JOB: Reproduce each line from the records that holds "shidaiedu".

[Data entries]

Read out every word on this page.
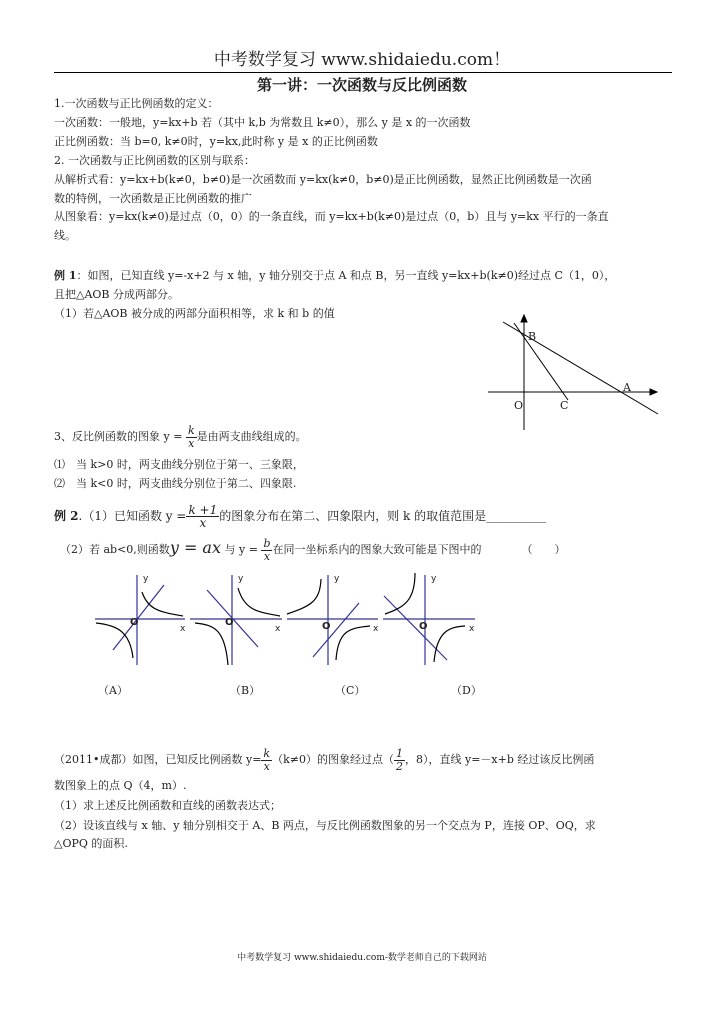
中考数学复习 www.shidaiedu.com！
第一讲：一次函数与反比例函数
1.一次函数与正比例函数的定义：
一次函数：一般地，y=kx+b 若（其中 k,b 为常数且 k≠0），那么 y 是 x 的一次函数
正比例函数：当 b=0, k≠0时，y=kx,此时称 y 是 x 的正比例函数
2. 一次函数与正比例函数的区别与联系：
从解析式看：y=kx+b(k≠0，b≠0)是一次函数而 y=kx(k≠0，b≠0)是正比例函数，显然正比例函数是一次函
数的特例，一次函数是正比例函数的推广
从图象看：y=kx(k≠0)是过点（0，0）的一条直线，而 y=kx+b(k≠0)是过点（0，b）且与 y=kx 平行的一条直
线。
例 1：如图，已知直线 y=-x+2 与 x 轴，y 轴分别交于点 A 和点 B，另一直线 y=kx+b(k≠0)经过点 C（1，0），
且把△AOB 分成两部分。
（1）若△AOB 被分成的两部分面积相等，求 k 和 b 的值
B
A
O	C
3、反比例函数的图象 $y = \frac{k}{x}$ 是由两支曲线组成的。
⑴　当 k>0 时，两支曲线分别位于第一、三象限，
⑵　当 k<0 时，两支曲线分别位于第二、四象限.
例 2.（1）已知函数 $y = \frac{k +1}{x}$ 的图象分布在第二、四象限内，则 k 的取值范围是__________
（2）若 ab<0,则函数y = ax 与 $y = \frac{b}{x}$ 在同一坐标系内的图象大致可能是下图中的	（　　）
y	y	y	y
x	x	x	x
O	O	O	O
（A）	（B）	（C）	（D）
（2011•成都）如图，已知反比例函数 $y= \frac{k}{x} (k\ne 0)$的图象经过点（ $\frac{1}{2}$ ，8），直线 y=－x+b 经过该反比例函
数图象上的点 Q（4，m）.
（1）求上述反比例函数和直线的函数表达式；
（2）设该直线与 x 轴、y 轴分别相交于 A、B 两点，与反比例函数图象的另一个交点为 P，连接 OP、OQ，求
△OPQ 的面积.
中考数学复习 www.shidaiedu.com-数学老师自己的下载网站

COMPLETE RESPONSE:
中考数学复习 www.shidaiedu.com！
中考数学复习 www.shidaiedu.com-数学老师自己的下载网站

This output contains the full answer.